== Record excerpts ==

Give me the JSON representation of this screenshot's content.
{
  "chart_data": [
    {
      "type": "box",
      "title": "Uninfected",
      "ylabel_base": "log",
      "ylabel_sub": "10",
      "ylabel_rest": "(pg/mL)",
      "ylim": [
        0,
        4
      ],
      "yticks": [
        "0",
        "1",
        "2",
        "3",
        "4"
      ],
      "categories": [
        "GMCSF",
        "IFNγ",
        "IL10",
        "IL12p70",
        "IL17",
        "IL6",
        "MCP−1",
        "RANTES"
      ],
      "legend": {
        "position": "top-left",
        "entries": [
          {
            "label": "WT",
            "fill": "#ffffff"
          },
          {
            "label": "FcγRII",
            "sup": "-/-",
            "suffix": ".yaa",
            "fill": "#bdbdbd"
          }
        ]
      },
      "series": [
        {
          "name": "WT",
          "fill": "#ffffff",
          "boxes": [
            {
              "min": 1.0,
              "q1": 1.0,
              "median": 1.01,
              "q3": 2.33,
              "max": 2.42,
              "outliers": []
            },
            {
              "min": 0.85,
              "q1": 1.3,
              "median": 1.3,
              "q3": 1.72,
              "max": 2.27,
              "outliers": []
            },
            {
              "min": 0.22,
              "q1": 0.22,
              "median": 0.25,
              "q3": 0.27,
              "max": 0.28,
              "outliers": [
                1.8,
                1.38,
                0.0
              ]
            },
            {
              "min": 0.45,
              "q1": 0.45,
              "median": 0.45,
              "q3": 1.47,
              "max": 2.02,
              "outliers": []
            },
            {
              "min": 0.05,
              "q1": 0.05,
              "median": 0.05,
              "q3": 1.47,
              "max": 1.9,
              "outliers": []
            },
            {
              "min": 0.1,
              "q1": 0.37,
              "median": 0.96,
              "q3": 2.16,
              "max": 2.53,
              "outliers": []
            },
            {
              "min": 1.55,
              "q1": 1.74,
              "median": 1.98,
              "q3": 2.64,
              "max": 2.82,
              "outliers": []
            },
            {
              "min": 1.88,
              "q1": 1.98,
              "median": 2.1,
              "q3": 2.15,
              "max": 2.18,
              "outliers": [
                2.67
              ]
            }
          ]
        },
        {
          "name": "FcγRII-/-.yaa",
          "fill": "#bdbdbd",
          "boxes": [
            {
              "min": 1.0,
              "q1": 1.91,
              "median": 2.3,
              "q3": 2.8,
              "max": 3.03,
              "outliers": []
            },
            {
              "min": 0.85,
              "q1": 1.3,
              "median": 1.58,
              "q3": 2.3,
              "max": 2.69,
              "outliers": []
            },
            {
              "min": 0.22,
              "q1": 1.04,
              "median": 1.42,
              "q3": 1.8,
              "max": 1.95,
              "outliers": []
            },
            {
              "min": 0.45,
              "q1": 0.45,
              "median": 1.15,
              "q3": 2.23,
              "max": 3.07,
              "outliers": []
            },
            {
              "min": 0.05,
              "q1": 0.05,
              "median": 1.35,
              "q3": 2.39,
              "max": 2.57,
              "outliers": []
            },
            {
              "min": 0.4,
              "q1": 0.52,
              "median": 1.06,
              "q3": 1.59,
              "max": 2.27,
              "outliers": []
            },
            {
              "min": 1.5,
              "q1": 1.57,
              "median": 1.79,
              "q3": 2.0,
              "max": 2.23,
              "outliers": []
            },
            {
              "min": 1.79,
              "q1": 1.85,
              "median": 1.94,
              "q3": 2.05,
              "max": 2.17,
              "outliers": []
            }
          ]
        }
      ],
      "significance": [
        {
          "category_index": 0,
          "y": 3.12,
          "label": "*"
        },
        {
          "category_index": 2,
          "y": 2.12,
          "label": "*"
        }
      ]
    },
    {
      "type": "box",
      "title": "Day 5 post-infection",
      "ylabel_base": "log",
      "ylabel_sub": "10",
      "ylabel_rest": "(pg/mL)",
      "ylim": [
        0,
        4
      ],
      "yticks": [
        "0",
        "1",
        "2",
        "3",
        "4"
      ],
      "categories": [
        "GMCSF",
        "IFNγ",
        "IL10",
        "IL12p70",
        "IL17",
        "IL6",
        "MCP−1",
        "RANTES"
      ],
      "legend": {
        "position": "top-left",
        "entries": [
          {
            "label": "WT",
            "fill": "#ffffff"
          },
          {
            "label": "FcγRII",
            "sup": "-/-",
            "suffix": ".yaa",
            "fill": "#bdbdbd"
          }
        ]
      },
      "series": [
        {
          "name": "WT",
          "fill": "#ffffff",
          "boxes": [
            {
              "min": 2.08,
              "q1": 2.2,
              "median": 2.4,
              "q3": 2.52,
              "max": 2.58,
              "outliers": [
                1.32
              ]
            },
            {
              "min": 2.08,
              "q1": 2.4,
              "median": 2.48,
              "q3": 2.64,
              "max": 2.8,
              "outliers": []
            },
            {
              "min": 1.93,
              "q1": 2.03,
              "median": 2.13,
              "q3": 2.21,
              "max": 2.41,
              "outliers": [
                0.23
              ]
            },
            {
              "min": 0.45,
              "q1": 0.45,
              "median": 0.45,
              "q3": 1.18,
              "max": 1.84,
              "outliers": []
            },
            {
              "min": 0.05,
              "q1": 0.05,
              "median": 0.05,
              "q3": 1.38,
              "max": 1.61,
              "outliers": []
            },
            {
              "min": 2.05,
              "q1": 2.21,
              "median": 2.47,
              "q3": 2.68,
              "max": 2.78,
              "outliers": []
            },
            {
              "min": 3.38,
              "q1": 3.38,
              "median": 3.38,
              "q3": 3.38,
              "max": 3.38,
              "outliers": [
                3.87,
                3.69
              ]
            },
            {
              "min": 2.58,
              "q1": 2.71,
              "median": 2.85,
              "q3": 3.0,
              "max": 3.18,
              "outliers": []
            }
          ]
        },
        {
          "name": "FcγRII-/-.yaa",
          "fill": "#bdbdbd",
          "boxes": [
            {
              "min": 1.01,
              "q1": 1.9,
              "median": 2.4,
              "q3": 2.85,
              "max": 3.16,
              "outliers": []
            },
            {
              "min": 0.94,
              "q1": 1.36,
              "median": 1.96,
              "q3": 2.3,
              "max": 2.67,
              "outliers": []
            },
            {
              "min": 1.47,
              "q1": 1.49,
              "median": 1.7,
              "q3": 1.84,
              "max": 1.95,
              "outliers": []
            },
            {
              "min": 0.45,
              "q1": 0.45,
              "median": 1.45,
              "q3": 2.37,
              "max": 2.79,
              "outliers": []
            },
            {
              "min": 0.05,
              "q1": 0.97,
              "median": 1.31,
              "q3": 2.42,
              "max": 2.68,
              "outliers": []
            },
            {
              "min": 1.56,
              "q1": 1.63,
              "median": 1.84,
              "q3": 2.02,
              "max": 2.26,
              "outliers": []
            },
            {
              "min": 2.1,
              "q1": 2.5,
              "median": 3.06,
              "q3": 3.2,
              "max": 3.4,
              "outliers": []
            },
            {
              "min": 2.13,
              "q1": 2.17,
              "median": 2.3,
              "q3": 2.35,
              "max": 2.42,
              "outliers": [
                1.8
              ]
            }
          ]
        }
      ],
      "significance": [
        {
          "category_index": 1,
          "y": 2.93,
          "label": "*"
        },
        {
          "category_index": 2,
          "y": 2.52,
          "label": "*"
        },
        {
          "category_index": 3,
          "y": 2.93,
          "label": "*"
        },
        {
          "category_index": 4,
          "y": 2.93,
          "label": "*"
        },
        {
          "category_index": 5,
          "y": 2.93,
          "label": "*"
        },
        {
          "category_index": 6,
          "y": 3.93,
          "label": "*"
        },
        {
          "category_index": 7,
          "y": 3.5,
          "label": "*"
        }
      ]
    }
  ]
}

===

> _Your objective_: All of the material above needs to be copied exactly.

> _Output for this exercise_:
Give me the JSON representation of this screenshot's content.
{
  "chart_data": [
    {
      "type": "box",
      "title": "Uninfected",
      "ylabel_base": "log",
      "ylabel_sub": "10",
      "ylabel_rest": "(pg/mL)",
      "ylim": [
        0,
        4
      ],
      "yticks": [
        "0",
        "1",
        "2",
        "3",
        "4"
      ],
      "categories": [
        "GMCSF",
        "IFNγ",
        "IL10",
        "IL12p70",
        "IL17",
        "IL6",
        "MCP−1",
        "RANTES"
      ],
      "legend": {
        "position": "top-left",
        "entries": [
          {
            "label": "WT",
            "fill": "#ffffff"
          },
          {
            "label": "FcγRII",
            "sup": "-/-",
            "suffix": ".yaa",
            "fill": "#bdbdbd"
          }
        ]
      },
      "series": [
        {
          "name": "WT",
          "fill": "#ffffff",
          "boxes": [
            {
              "min": 1.0,
              "q1": 1.0,
              "median": 1.01,
              "q3": 2.33,
              "max": 2.42,
              "outliers": []
            },
            {
              "min": 0.85,
              "q1": 1.3,
              "median": 1.3,
              "q3": 1.72,
              "max": 2.27,
              "outliers": []
            },
            {
              "min": 0.22,
              "q1": 0.22,
              "median": 0.25,
              "q3": 0.27,
              "max": 0.28,
              "outliers": [
                1.8,
                1.38,
                0.0
              ]
            },
            {
              "min": 0.45,
              "q1": 0.45,
              "median": 0.45,
              "q3": 1.47,
              "max": 2.02,
              "outliers": []
            },
            {
              "min": 0.05,
              "q1": 0.05,
              "median": 0.05,
              "q3": 1.47,
              "max": 1.9,
              "outliers": []
            },
            {
              "min": 0.1,
              "q1": 0.37,
              "median": 0.96,
              "q3": 2.16,
              "max": 2.53,
              "outliers": []
            },
            {
              "min": 1.55,
              "q1": 1.74,
              "median": 1.98,
              "q3": 2.64,
              "max": 2.82,
              "outliers": []
            },
            {
              "min": 1.88,
              "q1": 1.98,
              "median": 2.1,
              "q3": 2.15,
              "max": 2.18,
              "outliers": [
                2.67
              ]
            }
          ]
        },
        {
          "name": "FcγRII-/-.yaa",
          "fill": "#bdbdbd",
          "boxes": [
            {
              "min": 1.0,
              "q1": 1.91,
              "median": 2.3,
              "q3": 2.8,
              "max": 3.03,
              "outliers": []
            },
            {
              "min": 0.85,
              "q1": 1.3,
              "median": 1.58,
              "q3": 2.3,
              "max": 2.69,
              "outliers": []
            },
            {
              "min": 0.22,
              "q1": 1.04,
              "median": 1.42,
              "q3": 1.8,
              "max": 1.95,
              "outliers": []
            },
            {
              "min": 0.45,
              "q1": 0.45,
              "median": 1.15,
              "q3": 2.23,
              "max": 3.07,
              "outliers": []
            },
            {
              "min": 0.05,
              "q1": 0.05,
              "median": 1.35,
              "q3": 2.39,
              "max": 2.57,
              "outliers": []
            },
            {
              "min": 0.4,
              "q1": 0.52,
              "median": 1.06,
              "q3": 1.59,
              "max": 2.27,
              "outliers": []
            },
            {
              "min": 1.5,
              "q1": 1.57,
              "median": 1.79,
              "q3": 2.0,
              "max": 2.23,
              "outliers": []
            },
            {
              "min": 1.79,
              "q1": 1.85,
              "median": 1.94,
              "q3": 2.05,
              "max": 2.17,
              "outliers": []
            }
          ]
        }
      ],
      "significance": [
        {
          "category_index": 0,
          "y": 3.12,
          "label": "*"
        },
        {
          "category_index": 2,
          "y": 2.12,
          "label": "*"
        }
      ]
    },
    {
      "type": "box",
      "title": "Day 5 post-infection",
      "ylabel_base": "log",
      "ylabel_sub": "10",
      "ylabel_rest": "(pg/mL)",
      "ylim": [
        0,
        4
      ],
      "yticks": [
        "0",
        "1",
        "2",
        "3",
        "4"
      ],
      "categories": [
        "GMCSF",
        "IFNγ",
        "IL10",
        "IL12p70",
        "IL17",
        "IL6",
        "MCP−1",
        "RANTES"
      ],
      "legend": {
        "position": "top-left",
        "entries": [
          {
            "label": "WT",
            "fill": "#ffffff"
          },
          {
            "label": "FcγRII",
            "sup": "-/-",
            "suffix": ".yaa",
            "fill": "#bdbdbd"
          }
        ]
      },
      "series": [
        {
          "name": "WT",
          "fill": "#ffffff",
          "boxes": [
            {
              "min": 2.08,
              "q1": 2.2,
              "median": 2.4,
              "q3": 2.52,
              "max": 2.58,
              "outliers": [
                1.32
              ]
            },
            {
              "min": 2.08,
              "q1": 2.4,
              "median": 2.48,
              "q3": 2.64,
              "max": 2.8,
              "outliers": []
            },
            {
              "min": 1.93,
              "q1": 2.03,
              "median": 2.13,
              "q3": 2.21,
              "max": 2.41,
              "outliers": [
                0.23
              ]
            },
            {
              "min": 0.45,
              "q1": 0.45,
              "median": 0.45,
              "q3": 1.18,
              "max": 1.84,
              "outliers": []
            },
            {
              "min": 0.05,
              "q1": 0.05,
              "median": 0.05,
              "q3": 1.38,
              "max": 1.61,
              "outliers": []
            },
            {
              "min": 2.05,
              "q1": 2.21,
              "median": 2.47,
              "q3": 2.68,
              "max": 2.78,
              "outliers": []
            },
            {
              "min": 3.38,
              "q1": 3.38,
              "median": 3.38,
              "q3": 3.38,
              "max": 3.38,
              "outliers": [
                3.87,
                3.69
              ]
            },
            {
              "min": 2.58,
              "q1": 2.71,
              "median": 2.85,
              "q3": 3.0,
              "max": 3.18,
              "outliers": []
            }
          ]
        },
        {
          "name": "FcγRII-/-.yaa",
          "fill": "#bdbdbd",
          "boxes": [
            {
              "min": 1.01,
              "q1": 1.9,
              "median": 2.4,
              "q3": 2.85,
              "max": 3.16,
              "outliers": []
            },
            {
              "min": 0.94,
              "q1": 1.36,
              "median": 1.96,
              "q3": 2.3,
              "max": 2.67,
              "outliers": []
            },
            {
              "min": 1.47,
              "q1": 1.49,
              "median": 1.7,
              "q3": 1.84,
              "max": 1.95,
              "outliers": []
            },
            {
              "min": 0.45,
              "q1": 0.45,
              "median": 1.45,
              "q3": 2.37,
              "max": 2.79,
              "outliers": []
            },
            {
              "min": 0.05,
              "q1": 0.97,
              "median": 1.31,
              "q3": 2.42,
              "max": 2.68,
              "outliers": []
            },
            {
              "min": 1.56,
              "q1": 1.63,
              "median": 1.84,
              "q3": 2.02,
              "max": 2.26,
              "outliers": []
            },
            {
              "min": 2.1,
              "q1": 2.5,
              "median": 3.06,
              "q3": 3.2,
              "max": 3.4,
              "outliers": []
            },
            {
              "min": 2.13,
              "q1": 2.17,
              "median": 2.3,
              "q3": 2.35,
              "max": 2.42,
              "outliers": [
                1.8
              ]
            }
          ]
        }
      ],
      "significance": [
        {
          "category_index": 1,
          "y": 2.93,
          "label": "*"
        },
        {
          "category_index": 2,
          "y": 2.52,
          "label": "*"
        },
        {
          "category_index": 3,
          "y": 2.93,
          "label": "*"
        },
        {
          "category_index": 4,
          "y": 2.93,
          "label": "*"
        },
        {
          "category_index": 5,
          "y": 2.93,
          "label": "*"
        },
        {
          "category_index": 6,
          "y": 3.93,
          "label": "*"
        },
        {
          "category_index": 7,
          "y": 3.5,
          "label": "*"
        }
      ]
    }
  ]
}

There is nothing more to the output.